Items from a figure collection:

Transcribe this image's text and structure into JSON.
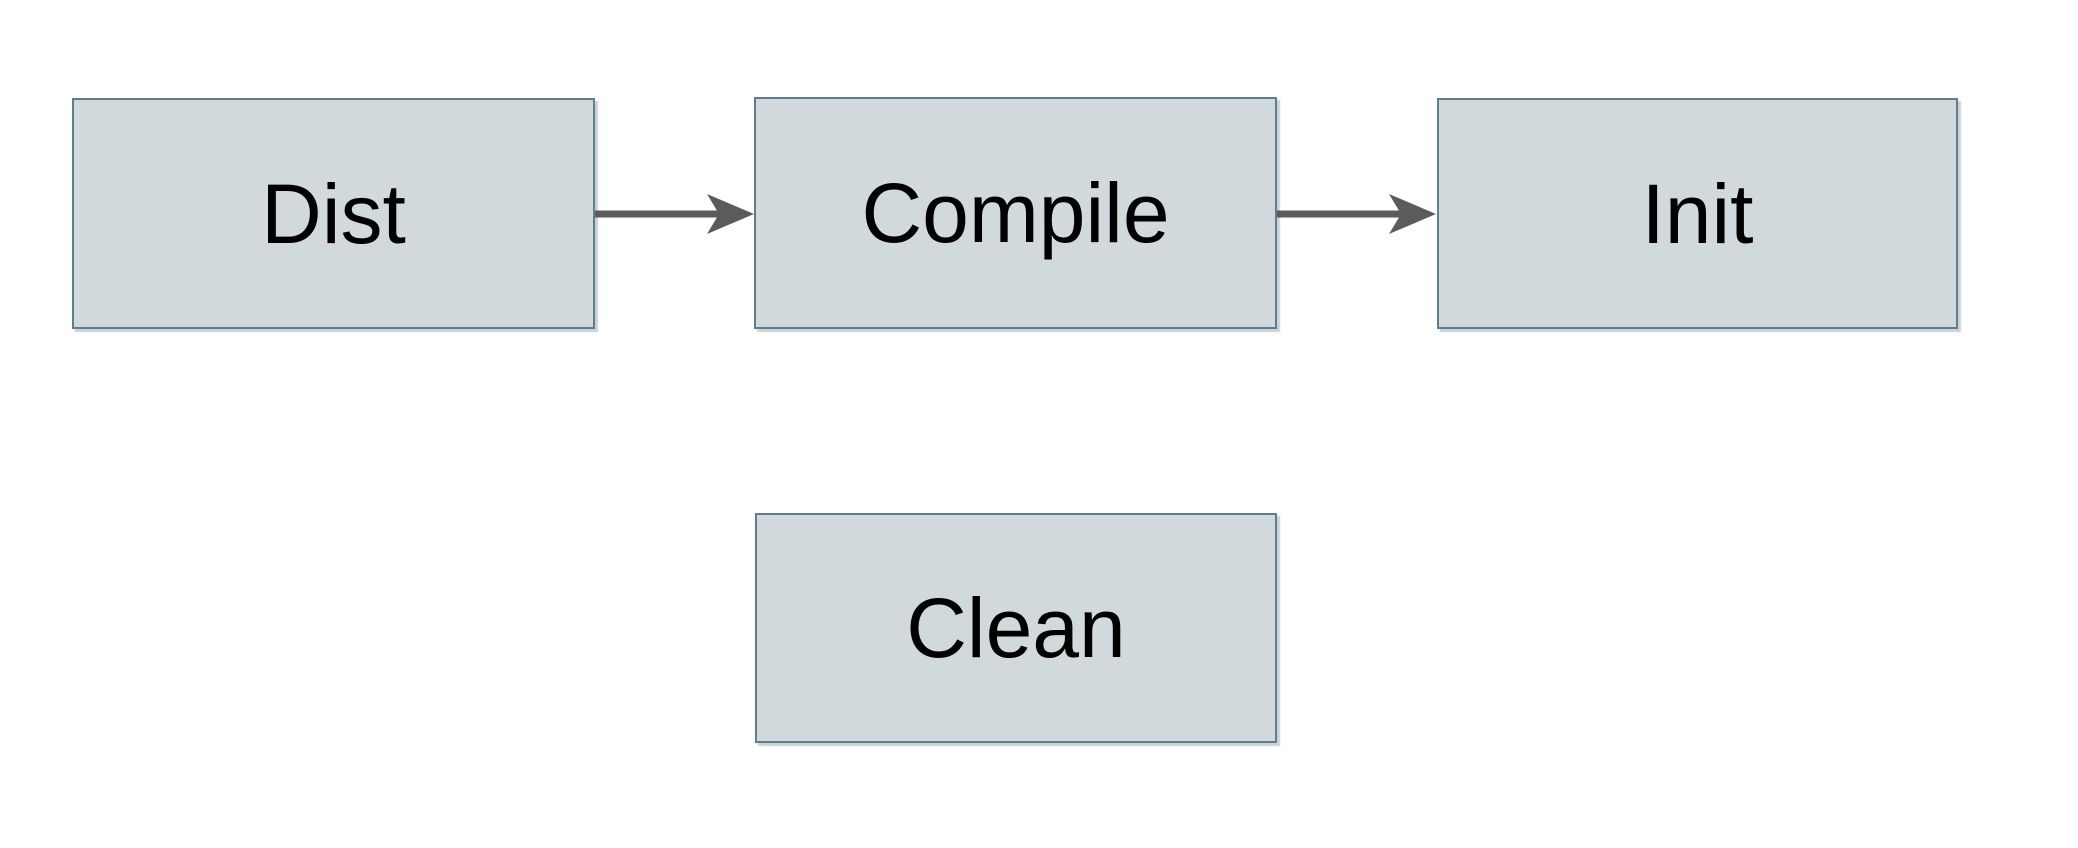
{
  "diagram": {
    "title": "build-targets-flow",
    "nodes": [
      {
        "id": "dist",
        "label": "Dist"
      },
      {
        "id": "compile",
        "label": "Compile"
      },
      {
        "id": "init",
        "label": "Init"
      },
      {
        "id": "clean",
        "label": "Clean"
      }
    ],
    "edges": [
      {
        "from": "Dist",
        "to": "Compile",
        "direction": "right"
      },
      {
        "from": "Compile",
        "to": "Init",
        "direction": "right"
      }
    ],
    "colors": {
      "node_fill": "#d1d9dc",
      "node_border": "#5f7d8c",
      "arrow": "#5b5b5b",
      "text": "#000000",
      "background": "#ffffff"
    }
  }
}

TASK DESCRIPTION: Leave the images out and output the remaining material exactly as it stands.

ANSWER BELOW:
Transcribe this image's text and structure into JSON.
{
  "diagram": {
    "title": "build-targets-flow",
    "nodes": [
      {
        "id": "dist",
        "label": "Dist"
      },
      {
        "id": "compile",
        "label": "Compile"
      },
      {
        "id": "init",
        "label": "Init"
      },
      {
        "id": "clean",
        "label": "Clean"
      }
    ],
    "edges": [
      {
        "from": "Dist",
        "to": "Compile",
        "direction": "right"
      },
      {
        "from": "Compile",
        "to": "Init",
        "direction": "right"
      }
    ],
    "colors": {
      "node_fill": "#d1d9dc",
      "node_border": "#5f7d8c",
      "arrow": "#5b5b5b",
      "text": "#000000",
      "background": "#ffffff"
    }
  }
}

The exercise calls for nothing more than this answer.